▶ [Required task]:
Copy all the entries below exactly, but not the pictures.

▶ [Records shown]:
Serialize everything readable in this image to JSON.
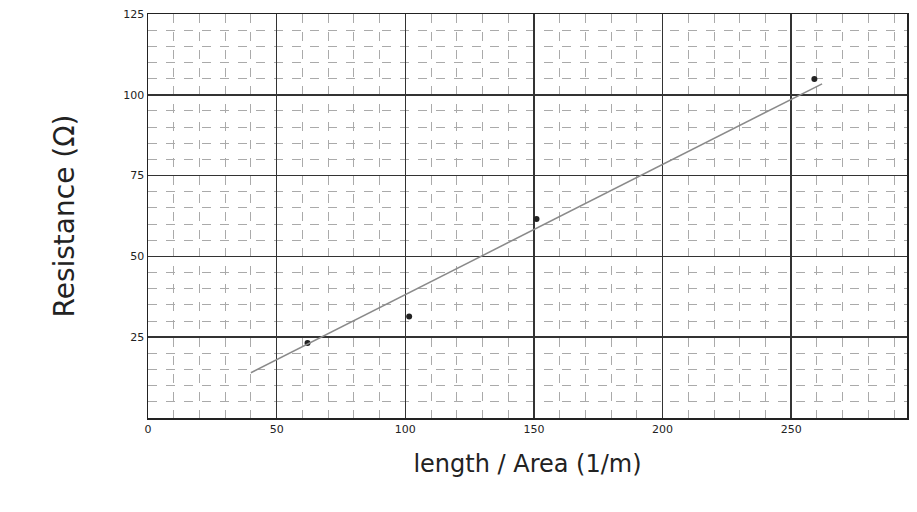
{
  "chart_data": {
    "type": "scatter",
    "x_label": "length / Area (1/m)",
    "y_label": "Resistance (Ω)",
    "series": [
      {
        "type": "scatter",
        "marker": "circle",
        "color": "#222222",
        "x": [
          62,
          101.5,
          151,
          259
        ],
        "values": [
          23.2,
          31.4,
          61.6,
          104.9
        ]
      },
      {
        "type": "line",
        "line_style": "solid",
        "color": "#8a8a8a",
        "x": [
          40,
          262
        ],
        "values": [
          14,
          103.4
        ]
      }
    ],
    "xlim": [
      0,
      295
    ],
    "xticks": [
      0,
      50,
      100,
      150,
      200,
      250
    ],
    "ylim": [
      0,
      125
    ],
    "yticks": [
      25,
      50,
      75,
      100,
      125
    ],
    "grid": true
  }
}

▶ [Task output]:
Serialize everything readable in this image to JSON.
{
  "chart_data": {
    "type": "scatter",
    "x_label": "length / Area (1/m)",
    "y_label": "Resistance (Ω)",
    "series": [
      {
        "type": "scatter",
        "marker": "circle",
        "color": "#222222",
        "x": [
          62,
          101.5,
          151,
          259
        ],
        "values": [
          23.2,
          31.4,
          61.6,
          104.9
        ]
      },
      {
        "type": "line",
        "line_style": "solid",
        "color": "#8a8a8a",
        "x": [
          40,
          262
        ],
        "values": [
          14,
          103.4
        ]
      }
    ],
    "xlim": [
      0,
      295
    ],
    "xticks": [
      0,
      50,
      100,
      150,
      200,
      250
    ],
    "ylim": [
      0,
      125
    ],
    "yticks": [
      25,
      50,
      75,
      100,
      125
    ],
    "grid": true
  }
}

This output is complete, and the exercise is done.